=== Records for this task ===

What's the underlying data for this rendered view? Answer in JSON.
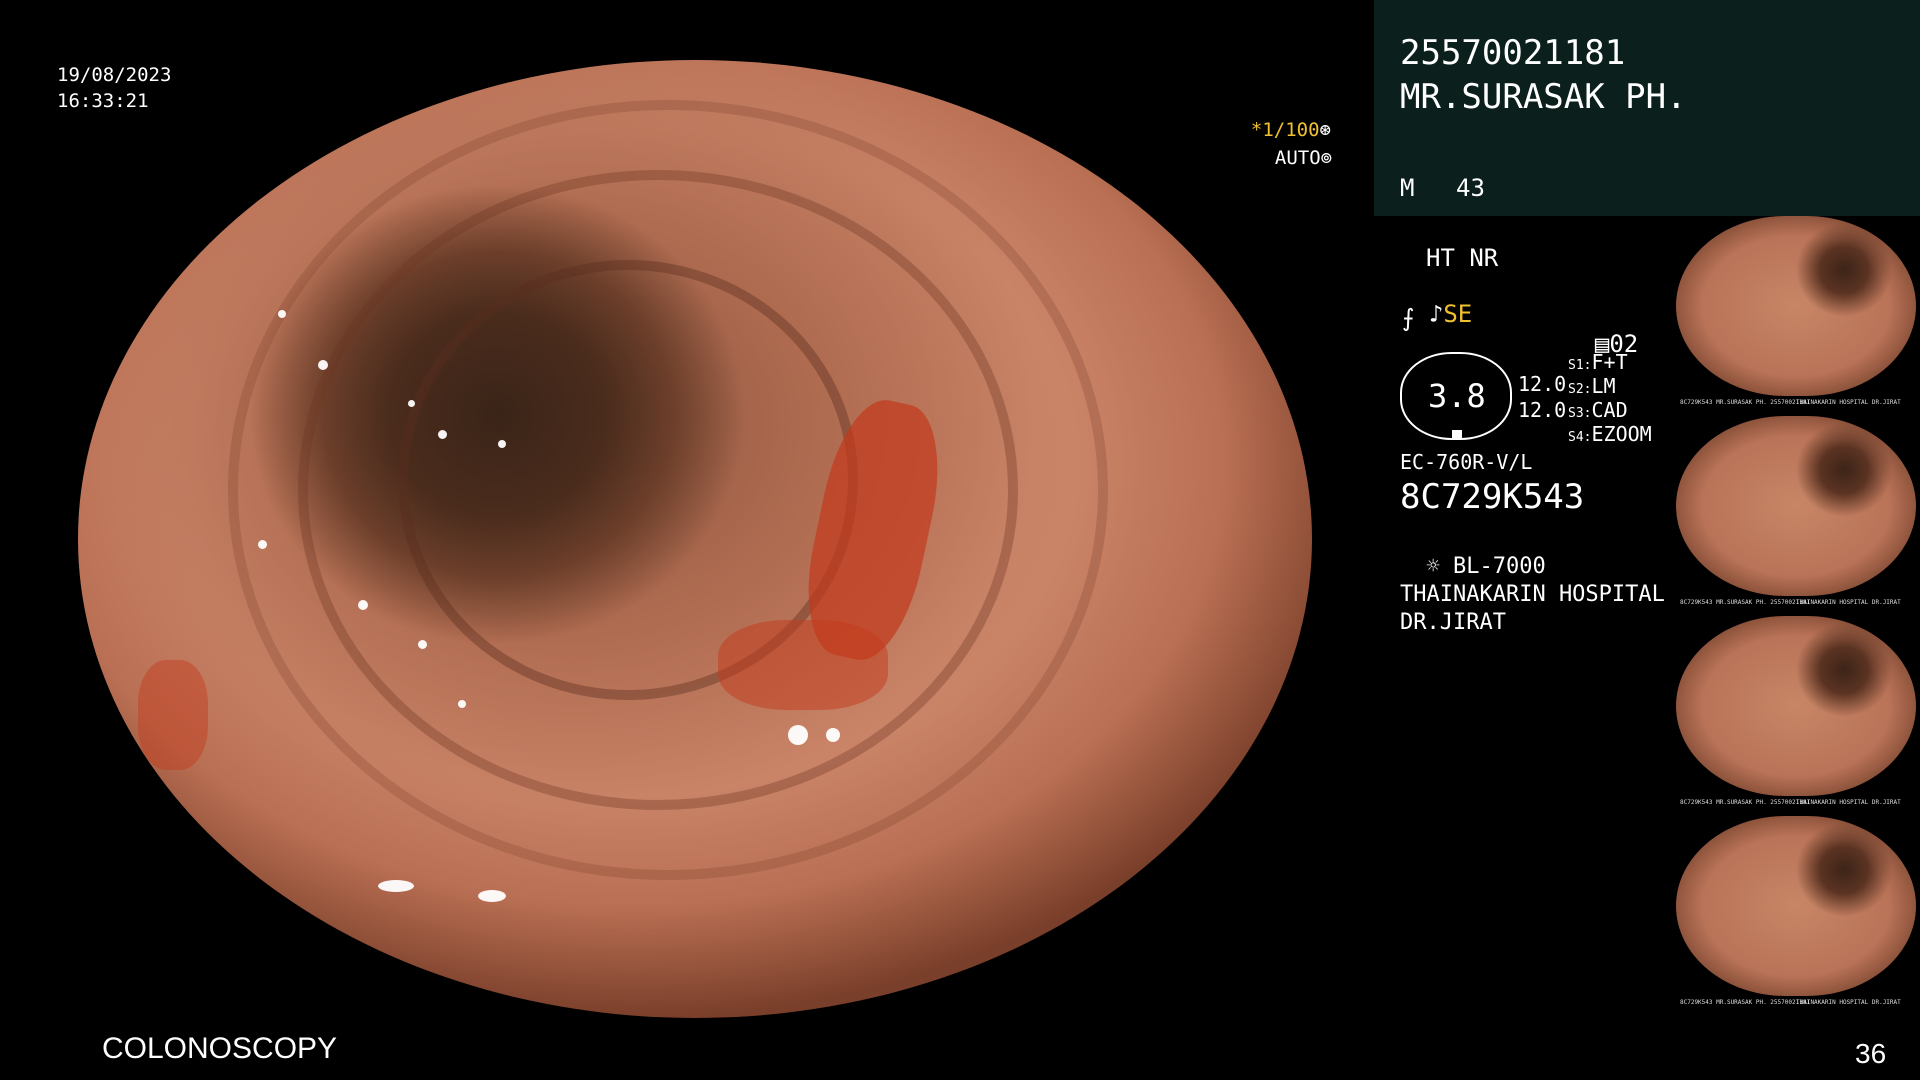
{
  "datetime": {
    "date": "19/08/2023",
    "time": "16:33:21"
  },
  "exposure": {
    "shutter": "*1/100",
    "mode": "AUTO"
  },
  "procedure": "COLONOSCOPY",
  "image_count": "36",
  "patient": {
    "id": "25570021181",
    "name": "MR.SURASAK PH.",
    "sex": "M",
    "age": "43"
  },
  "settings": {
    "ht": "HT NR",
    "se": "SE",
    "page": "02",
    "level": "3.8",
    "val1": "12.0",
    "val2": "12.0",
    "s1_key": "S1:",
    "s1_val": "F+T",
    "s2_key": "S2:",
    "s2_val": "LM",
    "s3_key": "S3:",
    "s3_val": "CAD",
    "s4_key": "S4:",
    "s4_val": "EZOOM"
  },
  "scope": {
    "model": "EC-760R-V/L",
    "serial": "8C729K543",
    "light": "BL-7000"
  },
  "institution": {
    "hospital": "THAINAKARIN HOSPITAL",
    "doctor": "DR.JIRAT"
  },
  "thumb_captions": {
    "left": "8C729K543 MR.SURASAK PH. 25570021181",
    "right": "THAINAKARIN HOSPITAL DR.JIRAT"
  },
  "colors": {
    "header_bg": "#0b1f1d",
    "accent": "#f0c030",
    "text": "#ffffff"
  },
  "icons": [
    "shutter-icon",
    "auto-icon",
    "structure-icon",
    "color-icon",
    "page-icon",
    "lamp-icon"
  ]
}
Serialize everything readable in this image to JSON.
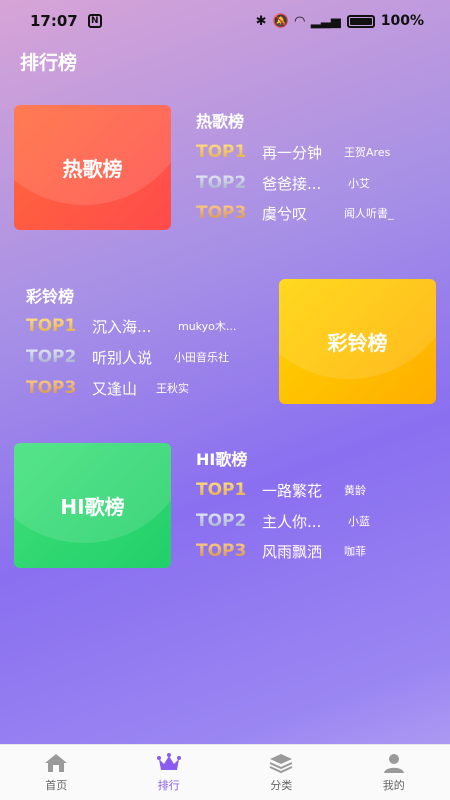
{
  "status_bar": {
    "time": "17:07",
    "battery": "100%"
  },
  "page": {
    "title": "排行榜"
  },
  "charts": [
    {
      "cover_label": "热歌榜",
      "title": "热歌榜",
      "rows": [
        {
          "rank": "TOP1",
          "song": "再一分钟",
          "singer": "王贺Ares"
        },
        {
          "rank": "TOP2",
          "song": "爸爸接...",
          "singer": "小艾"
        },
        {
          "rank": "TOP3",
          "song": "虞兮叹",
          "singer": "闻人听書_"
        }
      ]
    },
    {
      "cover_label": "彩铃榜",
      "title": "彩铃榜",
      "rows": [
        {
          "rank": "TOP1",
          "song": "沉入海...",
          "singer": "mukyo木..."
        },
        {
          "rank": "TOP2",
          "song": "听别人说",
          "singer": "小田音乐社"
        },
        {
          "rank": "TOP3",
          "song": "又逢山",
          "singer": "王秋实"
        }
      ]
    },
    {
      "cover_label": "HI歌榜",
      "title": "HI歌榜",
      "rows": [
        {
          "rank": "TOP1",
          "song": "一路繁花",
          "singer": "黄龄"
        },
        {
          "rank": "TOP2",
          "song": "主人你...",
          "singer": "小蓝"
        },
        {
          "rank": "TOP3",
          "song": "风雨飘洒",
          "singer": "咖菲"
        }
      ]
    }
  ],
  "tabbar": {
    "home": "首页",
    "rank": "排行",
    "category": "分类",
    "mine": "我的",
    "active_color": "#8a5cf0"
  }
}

===

#### Stated task:
Give the data again exactly as written, with all pictures left out.

#### Finished task:
What's the underlying data for this rendered view? Answer in JSON.
{
  "datetime": {
    "date": "19/08/2023",
    "time": "16:33:21"
  },
  "exposure": {
    "shutter": "*1/100",
    "mode": "AUTO"
  },
  "procedure": "COLONOSCOPY",
  "image_count": "36",
  "patient": {
    "id": "25570021181",
    "name": "MR.SURASAK PH.",
    "sex": "M",
    "age": "43"
  },
  "settings": {
    "ht": "HT NR",
    "se": "SE",
    "page": "02",
    "level": "3.8",
    "val1": "12.0",
    "val2": "12.0",
    "s1_key": "S1:",
    "s1_val": "F+T",
    "s2_key": "S2:",
    "s2_val": "LM",
    "s3_key": "S3:",
    "s3_val": "CAD",
    "s4_key": "S4:",
    "s4_val": "EZOOM"
  },
  "scope": {
    "model": "EC-760R-V/L",
    "serial": "8C729K543",
    "light": "BL-7000"
  },
  "institution": {
    "hospital": "THAINAKARIN HOSPITAL",
    "doctor": "DR.JIRAT"
  },
  "thumb_captions": {
    "left": "8C729K543 MR.SURASAK PH. 25570021181",
    "right": "THAINAKARIN HOSPITAL DR.JIRAT"
  },
  "colors": {
    "header_bg": "#0b1f1d",
    "accent": "#f0c030",
    "text": "#ffffff"
  },
  "icons": [
    "shutter-icon",
    "auto-icon",
    "structure-icon",
    "color-icon",
    "page-icon",
    "lamp-icon"
  ]
}
Serialize everything readable in this image to JSON.
{
  "status_bar": {
    "time": "17:07",
    "battery": "100%"
  },
  "page": {
    "title": "排行榜"
  },
  "charts": [
    {
      "cover_label": "热歌榜",
      "title": "热歌榜",
      "rows": [
        {
          "rank": "TOP1",
          "song": "再一分钟",
          "singer": "王贺Ares"
        },
        {
          "rank": "TOP2",
          "song": "爸爸接...",
          "singer": "小艾"
        },
        {
          "rank": "TOP3",
          "song": "虞兮叹",
          "singer": "闻人听書_"
        }
      ]
    },
    {
      "cover_label": "彩铃榜",
      "title": "彩铃榜",
      "rows": [
        {
          "rank": "TOP1",
          "song": "沉入海...",
          "singer": "mukyo木..."
        },
        {
          "rank": "TOP2",
          "song": "听别人说",
          "singer": "小田音乐社"
        },
        {
          "rank": "TOP3",
          "song": "又逢山",
          "singer": "王秋实"
        }
      ]
    },
    {
      "cover_label": "HI歌榜",
      "title": "HI歌榜",
      "rows": [
        {
          "rank": "TOP1",
          "song": "一路繁花",
          "singer": "黄龄"
        },
        {
          "rank": "TOP2",
          "song": "主人你...",
          "singer": "小蓝"
        },
        {
          "rank": "TOP3",
          "song": "风雨飘洒",
          "singer": "咖菲"
        }
      ]
    }
  ],
  "tabbar": {
    "home": "首页",
    "rank": "排行",
    "category": "分类",
    "mine": "我的",
    "active_color": "#8a5cf0"
  }
}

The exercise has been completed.